§ AIM
Search the data below for the string "Load". Extract every line that contains it.

****************************************

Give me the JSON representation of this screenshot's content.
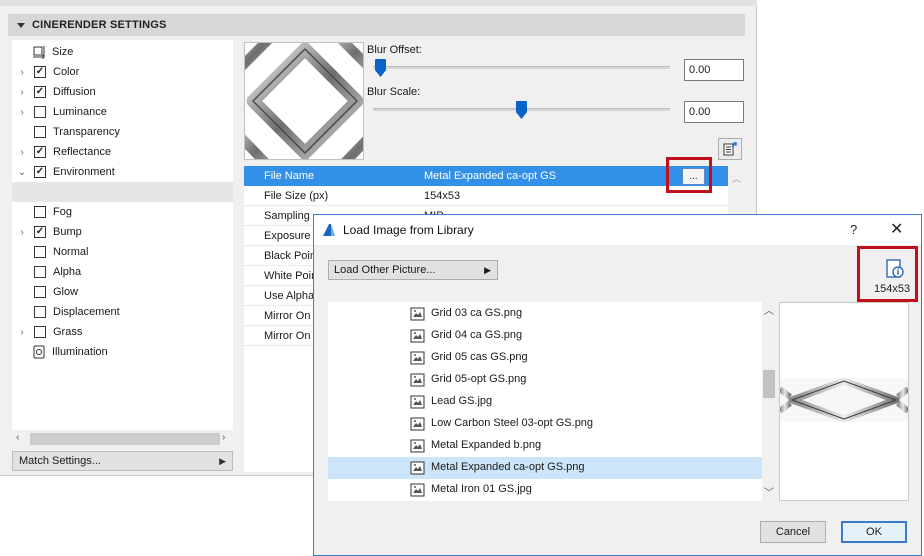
{
  "panel": {
    "section_title": "CINERENDER SETTINGS",
    "channels": [
      {
        "label": "Size",
        "arrow": "",
        "check": "none",
        "icon": "size-icon"
      },
      {
        "label": "Color",
        "arrow": "›",
        "check": "checked",
        "icon": ""
      },
      {
        "label": "Diffusion",
        "arrow": "›",
        "check": "checked",
        "icon": ""
      },
      {
        "label": "Luminance",
        "arrow": "›",
        "check": "unchecked",
        "icon": ""
      },
      {
        "label": "Transparency",
        "arrow": "",
        "check": "unchecked",
        "icon": ""
      },
      {
        "label": "Reflectance",
        "arrow": "›",
        "check": "checked",
        "icon": ""
      },
      {
        "label": "Environment",
        "arrow": "⌄",
        "check": "checked",
        "icon": ""
      },
      {
        "label": "",
        "arrow": "",
        "check": "none",
        "icon": ""
      },
      {
        "label": "Fog",
        "arrow": "",
        "check": "unchecked",
        "icon": ""
      },
      {
        "label": "Bump",
        "arrow": "›",
        "check": "checked",
        "icon": ""
      },
      {
        "label": "Normal",
        "arrow": "",
        "check": "unchecked",
        "icon": ""
      },
      {
        "label": "Alpha",
        "arrow": "",
        "check": "unchecked",
        "icon": ""
      },
      {
        "label": "Glow",
        "arrow": "",
        "check": "unchecked",
        "icon": ""
      },
      {
        "label": "Displacement",
        "arrow": "",
        "check": "unchecked",
        "icon": ""
      },
      {
        "label": "Grass",
        "arrow": "›",
        "check": "unchecked",
        "icon": ""
      },
      {
        "label": "Illumination",
        "arrow": "",
        "check": "none",
        "icon": "illumination-icon"
      }
    ],
    "match_settings_label": "Match Settings...",
    "blur_offset": {
      "label": "Blur Offset:",
      "value": "0.00",
      "level": 0.0
    },
    "blur_scale": {
      "label": "Blur Scale:",
      "value": "0.00",
      "level": 0.5
    },
    "properties": [
      {
        "key": "File Name",
        "value": "Metal Expanded ca-opt GS",
        "selected": true
      },
      {
        "key": "File Size (px)",
        "value": "154x53",
        "selected": false
      },
      {
        "key": "Sampling",
        "value": "MIP",
        "selected": false
      },
      {
        "key": "Exposure",
        "value": "",
        "selected": false
      },
      {
        "key": "Black Point",
        "value": "",
        "selected": false
      },
      {
        "key": "White Point",
        "value": "",
        "selected": false
      },
      {
        "key": "Use Alpha",
        "value": "",
        "selected": false
      },
      {
        "key": "Mirror On X",
        "value": "",
        "selected": false
      },
      {
        "key": "Mirror On Y",
        "value": "",
        "selected": false
      }
    ],
    "browse_label": "..."
  },
  "dialog": {
    "title": "Load Image from Library",
    "help_label": "?",
    "close_label": "✕",
    "load_other_label": "Load Other Picture...",
    "image_size": "154x53",
    "files": [
      {
        "name": "Grid 03 ca GS.png",
        "selected": false
      },
      {
        "name": "Grid 04 ca GS.png",
        "selected": false
      },
      {
        "name": "Grid 05 cas GS.png",
        "selected": false
      },
      {
        "name": "Grid 05-opt GS.png",
        "selected": false
      },
      {
        "name": "Lead GS.jpg",
        "selected": false
      },
      {
        "name": "Low Carbon Steel 03-opt GS.png",
        "selected": false
      },
      {
        "name": "Metal Expanded b.png",
        "selected": false
      },
      {
        "name": "Metal Expanded ca-opt GS.png",
        "selected": true
      },
      {
        "name": "Metal Iron 01 GS.jpg",
        "selected": false
      }
    ],
    "cancel_label": "Cancel",
    "ok_label": "OK"
  },
  "colors": {
    "selection_blue": "#3390e8",
    "list_selection": "#cde5fb",
    "highlight_red": "#c0101e",
    "slider_blue": "#0a64c8",
    "dialog_border": "#3a7cc8"
  }
}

****************************************

§ THE COMPLETED TASK
    "title": "Load Image from Library",
    "load_other_label": "Load Other Picture...",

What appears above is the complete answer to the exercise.